Problem to solve
Set down each record exactly as written.

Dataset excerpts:
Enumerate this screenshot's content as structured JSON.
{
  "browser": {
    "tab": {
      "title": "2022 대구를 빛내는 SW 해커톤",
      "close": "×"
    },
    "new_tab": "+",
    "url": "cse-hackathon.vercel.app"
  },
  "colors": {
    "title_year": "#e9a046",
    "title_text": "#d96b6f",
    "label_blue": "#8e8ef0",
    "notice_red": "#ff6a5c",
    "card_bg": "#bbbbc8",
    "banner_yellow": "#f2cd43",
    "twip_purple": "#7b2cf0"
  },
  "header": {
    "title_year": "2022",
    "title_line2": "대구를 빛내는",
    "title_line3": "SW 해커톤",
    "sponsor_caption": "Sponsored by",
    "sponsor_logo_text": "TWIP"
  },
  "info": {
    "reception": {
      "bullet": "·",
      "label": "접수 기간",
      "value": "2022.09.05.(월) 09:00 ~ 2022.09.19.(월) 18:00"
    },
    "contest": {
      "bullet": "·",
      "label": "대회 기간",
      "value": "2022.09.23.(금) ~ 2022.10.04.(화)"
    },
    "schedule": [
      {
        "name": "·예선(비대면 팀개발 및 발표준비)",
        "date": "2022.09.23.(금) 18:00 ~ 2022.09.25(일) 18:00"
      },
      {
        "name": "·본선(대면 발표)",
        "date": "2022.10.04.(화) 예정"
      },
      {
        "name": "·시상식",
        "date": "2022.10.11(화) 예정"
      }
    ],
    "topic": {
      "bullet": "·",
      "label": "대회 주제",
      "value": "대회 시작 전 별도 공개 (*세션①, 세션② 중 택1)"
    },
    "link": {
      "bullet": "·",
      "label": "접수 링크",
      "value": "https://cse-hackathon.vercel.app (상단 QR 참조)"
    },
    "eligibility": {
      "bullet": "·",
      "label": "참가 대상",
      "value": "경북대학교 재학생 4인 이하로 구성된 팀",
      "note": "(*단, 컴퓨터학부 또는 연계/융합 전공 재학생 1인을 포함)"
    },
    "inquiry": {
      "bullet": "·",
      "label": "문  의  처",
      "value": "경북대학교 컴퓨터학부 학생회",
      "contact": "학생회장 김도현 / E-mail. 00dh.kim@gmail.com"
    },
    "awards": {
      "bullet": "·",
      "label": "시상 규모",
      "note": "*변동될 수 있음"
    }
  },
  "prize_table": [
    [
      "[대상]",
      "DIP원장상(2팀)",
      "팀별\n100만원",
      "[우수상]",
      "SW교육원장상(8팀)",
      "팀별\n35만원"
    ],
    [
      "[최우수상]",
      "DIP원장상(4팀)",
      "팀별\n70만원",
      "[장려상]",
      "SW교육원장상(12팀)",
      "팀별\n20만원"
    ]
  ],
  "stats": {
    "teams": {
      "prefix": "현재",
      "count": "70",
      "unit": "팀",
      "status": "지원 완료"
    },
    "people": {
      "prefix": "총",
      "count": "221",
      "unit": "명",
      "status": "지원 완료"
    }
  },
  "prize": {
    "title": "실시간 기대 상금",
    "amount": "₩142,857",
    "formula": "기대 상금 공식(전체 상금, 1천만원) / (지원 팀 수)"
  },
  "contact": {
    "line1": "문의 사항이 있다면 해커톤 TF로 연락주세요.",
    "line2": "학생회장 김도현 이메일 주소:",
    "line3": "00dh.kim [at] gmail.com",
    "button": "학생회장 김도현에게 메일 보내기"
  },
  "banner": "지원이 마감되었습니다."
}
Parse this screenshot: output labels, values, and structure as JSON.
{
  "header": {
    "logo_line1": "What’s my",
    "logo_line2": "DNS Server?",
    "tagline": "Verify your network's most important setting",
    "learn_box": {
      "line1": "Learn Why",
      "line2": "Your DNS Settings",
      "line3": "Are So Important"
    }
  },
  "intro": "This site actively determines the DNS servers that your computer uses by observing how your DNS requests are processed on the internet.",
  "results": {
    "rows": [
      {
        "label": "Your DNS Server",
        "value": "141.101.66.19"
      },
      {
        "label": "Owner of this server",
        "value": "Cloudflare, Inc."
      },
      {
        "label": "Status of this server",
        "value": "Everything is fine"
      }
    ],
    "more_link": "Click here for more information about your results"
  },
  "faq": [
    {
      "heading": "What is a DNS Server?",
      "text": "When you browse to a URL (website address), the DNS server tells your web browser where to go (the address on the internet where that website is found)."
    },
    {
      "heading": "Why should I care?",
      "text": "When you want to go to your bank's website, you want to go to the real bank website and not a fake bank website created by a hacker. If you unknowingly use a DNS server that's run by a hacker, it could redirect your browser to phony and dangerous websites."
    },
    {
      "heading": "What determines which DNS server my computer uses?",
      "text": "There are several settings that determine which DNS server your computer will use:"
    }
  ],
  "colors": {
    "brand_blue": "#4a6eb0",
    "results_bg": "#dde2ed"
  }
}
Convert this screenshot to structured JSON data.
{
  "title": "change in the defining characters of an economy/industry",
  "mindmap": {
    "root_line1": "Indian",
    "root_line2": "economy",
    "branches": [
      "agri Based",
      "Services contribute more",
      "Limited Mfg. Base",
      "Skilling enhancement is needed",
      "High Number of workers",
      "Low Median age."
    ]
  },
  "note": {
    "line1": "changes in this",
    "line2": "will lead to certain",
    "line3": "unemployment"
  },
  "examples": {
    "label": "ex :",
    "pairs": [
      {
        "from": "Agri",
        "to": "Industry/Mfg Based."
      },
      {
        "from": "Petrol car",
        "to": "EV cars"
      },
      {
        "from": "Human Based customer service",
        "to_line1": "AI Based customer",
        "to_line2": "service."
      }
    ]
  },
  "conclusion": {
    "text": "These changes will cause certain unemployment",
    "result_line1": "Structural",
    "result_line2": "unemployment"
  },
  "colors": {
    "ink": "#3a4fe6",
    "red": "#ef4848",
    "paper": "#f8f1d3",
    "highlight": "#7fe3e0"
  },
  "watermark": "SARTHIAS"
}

Answer to this task
Enumerate this screenshot's content as structured JSON.
{
  "browser": {
    "tab": {
      "title": "2022 대구를 빛내는 SW 해커톤",
      "close": "×"
    },
    "new_tab": "+",
    "url": "cse-hackathon.vercel.app"
  },
  "colors": {
    "title_year": "#e9a046",
    "title_text": "#d96b6f",
    "label_blue": "#8e8ef0",
    "notice_red": "#ff6a5c",
    "card_bg": "#bbbbc8",
    "banner_yellow": "#f2cd43",
    "twip_purple": "#7b2cf0"
  },
  "header": {
    "title_year": "2022",
    "title_line2": "대구를 빛내는",
    "title_line3": "SW 해커톤",
    "sponsor_caption": "Sponsored by",
    "sponsor_logo_text": "TWIP"
  },
  "info": {
    "reception": {
      "bullet": "·",
      "label": "접수 기간",
      "value": "2022.09.05.(월) 09:00 ~ 2022.09.19.(월) 18:00"
    },
    "contest": {
      "bullet": "·",
      "label": "대회 기간",
      "value": "2022.09.23.(금) ~ 2022.10.04.(화)"
    },
    "schedule": [
      {
        "name": "·예선(비대면 팀개발 및 발표준비)",
        "date": "2022.09.23.(금) 18:00 ~ 2022.09.25(일) 18:00"
      },
      {
        "name": "·본선(대면 발표)",
        "date": "2022.10.04.(화) 예정"
      },
      {
        "name": "·시상식",
        "date": "2022.10.11(화) 예정"
      }
    ],
    "topic": {
      "bullet": "·",
      "label": "대회 주제",
      "value": "대회 시작 전 별도 공개 (*세션①, 세션② 중 택1)"
    },
    "link": {
      "bullet": "·",
      "label": "접수 링크",
      "value": "https://cse-hackathon.vercel.app (상단 QR 참조)"
    },
    "eligibility": {
      "bullet": "·",
      "label": "참가 대상",
      "value": "경북대학교 재학생 4인 이하로 구성된 팀",
      "note": "(*단, 컴퓨터학부 또는 연계/융합 전공 재학생 1인을 포함)"
    },
    "inquiry": {
      "bullet": "·",
      "label": "문  의  처",
      "value": "경북대학교 컴퓨터학부 학생회",
      "contact": "학생회장 김도현 / E-mail. 00dh.kim@gmail.com"
    },
    "awards": {
      "bullet": "·",
      "label": "시상 규모",
      "note": "*변동될 수 있음"
    }
  },
  "prize_table": [
    [
      "[대상]",
      "DIP원장상(2팀)",
      "팀별\n100만원",
      "[우수상]",
      "SW교육원장상(8팀)",
      "팀별\n35만원"
    ],
    [
      "[최우수상]",
      "DIP원장상(4팀)",
      "팀별\n70만원",
      "[장려상]",
      "SW교육원장상(12팀)",
      "팀별\n20만원"
    ]
  ],
  "stats": {
    "teams": {
      "prefix": "현재",
      "count": "70",
      "unit": "팀",
      "status": "지원 완료"
    },
    "people": {
      "prefix": "총",
      "count": "221",
      "unit": "명",
      "status": "지원 완료"
    }
  },
  "prize": {
    "title": "실시간 기대 상금",
    "amount": "₩142,857",
    "formula": "기대 상금 공식(전체 상금, 1천만원) / (지원 팀 수)"
  },
  "contact": {
    "line1": "문의 사항이 있다면 해커톤 TF로 연락주세요.",
    "line2": "학생회장 김도현 이메일 주소:",
    "line3": "00dh.kim [at] gmail.com",
    "button": "학생회장 김도현에게 메일 보내기"
  },
  "banner": "지원이 마감되었습니다."
}
Parse this screenshot: output labels, values, and structure as JSON.
{
  "header": {
    "logo_line1": "What’s my",
    "logo_line2": "DNS Server?",
    "tagline": "Verify your network's most important setting",
    "learn_box": {
      "line1": "Learn Why",
      "line2": "Your DNS Settings",
      "line3": "Are So Important"
    }
  },
  "intro": "This site actively determines the DNS servers that your computer uses by observing how your DNS requests are processed on the internet.",
  "results": {
    "rows": [
      {
        "label": "Your DNS Server",
        "value": "141.101.66.19"
      },
      {
        "label": "Owner of this server",
        "value": "Cloudflare, Inc."
      },
      {
        "label": "Status of this server",
        "value": "Everything is fine"
      }
    ],
    "more_link": "Click here for more information about your results"
  },
  "faq": [
    {
      "heading": "What is a DNS Server?",
      "text": "When you browse to a URL (website address), the DNS server tells your web browser where to go (the address on the internet where that website is found)."
    },
    {
      "heading": "Why should I care?",
      "text": "When you want to go to your bank's website, you want to go to the real bank website and not a fake bank website created by a hacker. If you unknowingly use a DNS server that's run by a hacker, it could redirect your browser to phony and dangerous websites."
    },
    {
      "heading": "What determines which DNS server my computer uses?",
      "text": "There are several settings that determine which DNS server your computer will use:"
    }
  ],
  "colors": {
    "brand_blue": "#4a6eb0",
    "results_bg": "#dde2ed"
  }
}
Convert this screenshot to structured JSON data.
{
  "title": "change in the defining characters of an economy/industry",
  "mindmap": {
    "root_line1": "Indian",
    "root_line2": "economy",
    "branches": [
      "agri Based",
      "Services contribute more",
      "Limited Mfg. Base",
      "Skilling enhancement is needed",
      "High Number of workers",
      "Low Median age."
    ]
  },
  "note": {
    "line1": "changes in this",
    "line2": "will lead to certain",
    "line3": "unemployment"
  },
  "examples": {
    "label": "ex :",
    "pairs": [
      {
        "from": "Agri",
        "to": "Industry/Mfg Based."
      },
      {
        "from": "Petrol car",
        "to": "EV cars"
      },
      {
        "from": "Human Based customer service",
        "to_line1": "AI Based customer",
        "to_line2": "service."
      }
    ]
  },
  "conclusion": {
    "text": "These changes will cause certain unemployment",
    "result_line1": "Structural",
    "result_line2": "unemployment"
  },
  "colors": {
    "ink": "#3a4fe6",
    "red": "#ef4848",
    "paper": "#f8f1d3",
    "highlight": "#7fe3e0"
  },
  "watermark": "SARTHIAS"
}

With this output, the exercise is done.